- **Excerpt**
From   "David Harrison" <>
To   <>
Subject   RE: st: Help needed to understand behavior of Mata's increment/decrement
Date   Mon, 15 May 2006 15:19:04 +0100

Note, though, that if you go even further beyond the recommended
behaviour and use ++i more than once within the same expression, then i
does not remain constant in relation to the entire expression, e.g.

: i=1

: (i, ++i, ++i, i, i++)
       1   2   3   4   5
  1 |  2   2   3   3   3  |

: i

Yet more reason for the admonishment to be stronger, I think, as I would
have expected to get either (3,3,3,3,3) - given the mata documentation -
or (1,2,3,3,3) - naively - from doing this.


-----Original Message-----
[] On Behalf Of William
Gould, Stata
Sent: 15 May 2006 14:45
Subject: Re: st: Help needed to understand behavior of Mata's

Joseph Coveney <> came up with a cute Mata

	(i, ++i, i, i++, i)

I'm recommend against ever coding anything like that, but Joseph
explains that he concocted it just to explore the operators' behavior,
and he's puzzled by the result.  Joseph writes, 

> Mata's documentation (in "[M-2] op_increment -- Increment and 
> decrement
> operators") says that increment and decrement operators are performed 
> in relation to the "entire expression."  I don't understand why the 
> first and second elements of -myrowvector = (i, i, ++i, i, i++, i)- 
> don't come out the same as the first element of -myrowvector = (i,
++i, i, i++, i)-.

Just so you can see what Joseph is talking about, here's the output:

	: i = 1
        : (i, ++i, i, i++, i)
               1   2   3   4   5
          1 |  2   2   2   2   2  |

        : i

The operator worked as advertized.  The expression is (i, ++i, i, i++,
i), which is to say, the entire thing.  Before the expression, Mata
++i, and i went from being 1 to 2.  After the expression, Mata 
i again, and i went from being 2 to 3.  During the expression, i
remained constant.

- **Supplied material**
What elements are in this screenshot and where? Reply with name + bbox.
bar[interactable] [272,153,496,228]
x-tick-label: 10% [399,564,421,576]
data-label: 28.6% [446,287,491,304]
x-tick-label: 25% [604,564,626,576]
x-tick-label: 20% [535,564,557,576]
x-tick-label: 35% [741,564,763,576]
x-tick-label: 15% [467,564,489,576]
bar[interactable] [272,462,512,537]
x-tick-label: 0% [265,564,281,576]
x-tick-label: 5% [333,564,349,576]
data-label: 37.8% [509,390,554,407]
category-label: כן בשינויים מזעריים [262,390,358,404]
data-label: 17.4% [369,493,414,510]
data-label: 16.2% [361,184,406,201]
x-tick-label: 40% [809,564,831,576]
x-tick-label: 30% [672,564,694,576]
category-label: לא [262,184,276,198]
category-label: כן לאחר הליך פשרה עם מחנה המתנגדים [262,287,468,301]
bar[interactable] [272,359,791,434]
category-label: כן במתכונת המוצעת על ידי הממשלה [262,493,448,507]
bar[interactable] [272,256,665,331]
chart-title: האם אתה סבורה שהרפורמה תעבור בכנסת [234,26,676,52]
...
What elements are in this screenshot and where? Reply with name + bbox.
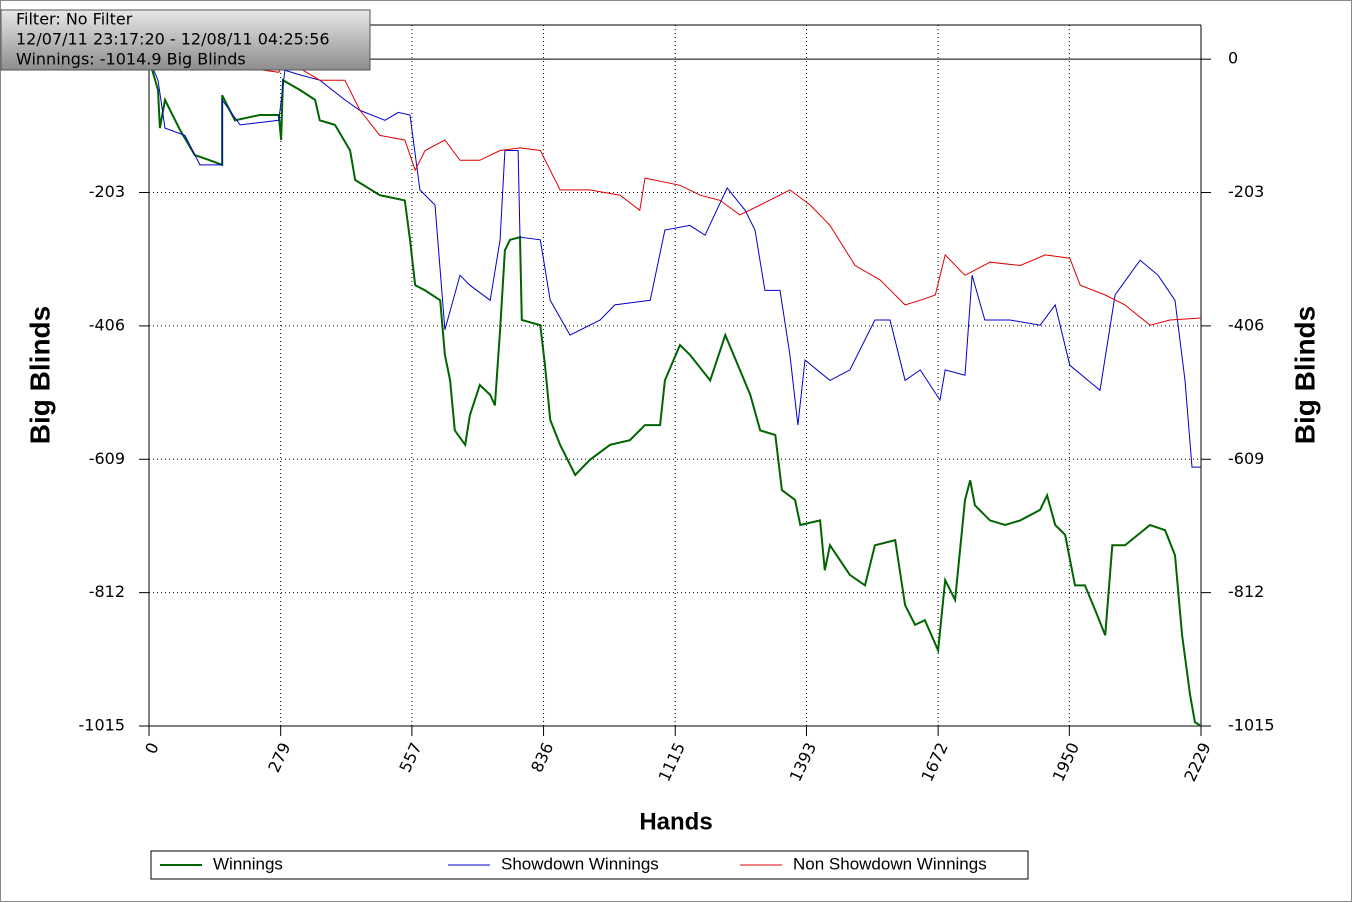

- **Task set**
a) List every person named in the Mata increment operator thread.
b) Extend the mailing-list thread about Mata's increment and decrement operators, starting after its last sentence.
The data has no connection to the mailing-list thread about Mata's increment and decrement operators.

- **Expected answers**
a) David Harrison, William Gould, Joseph Coveney

b)
Joesph's confusion is because he is thinking of (i, ++i, i, i++, i) as
being a list of expressions, the list separated by commas.  Not true.
Comma is an operator; (a,b,c) is a single expression just as is (a+b+c).

Actually, the example Joesph gave was 

	myrowvector = (i, i, ++i, i, i++, i)

and given what I just said, Joseph now probably thinks of this as being
two expressions, -myrowvector- on the left, and -(i, i, ++i, i, i++, i)-
on the right.  Not true.  Equal is an operator, and the above is one
expression (a=b=c is a single expression just as is a+b+c).  In Mata,
you can code things like

	x = y = z[i=(i++)+1]

In his posting, Joesph said

> The op_increment documentation does admonish, "and many programmers 
> feel that i++ or ++i should never be coded in a line that has a second

> reference to i, before or after."

Thus, the following is bad style, 

		y[i] = x[i++] 

because i and i++ are being used in the SAME EXPRESSION.
Forget the rule and think about,

		y[i] = x[++i]

What would you expect to happen?  Are you sure?

The manual says "many programmers feel".  In most languages that allow
++ and --, the admonishment is stronger, warning that the result is
undefined.  What they mean is that they won't tell you what it does,
because it is too complicated, and anyway, they want the freedom to
change what it does.  We should have done the same thing.  We were too
proud about how nicely we had isolated the ++ and -- operators.

If you repeat Joseph's experiment with structure elements (e.g., p.i and
p.i++), you will obtain different results!  It turned out that, with
++p.i and p.i++, we could not be fast and move the reference all the way
to the front or end of the expression, so the incrementation moves just
a little, far enough to do the right thing if you follow the
admonishment, which now needs to be stronger.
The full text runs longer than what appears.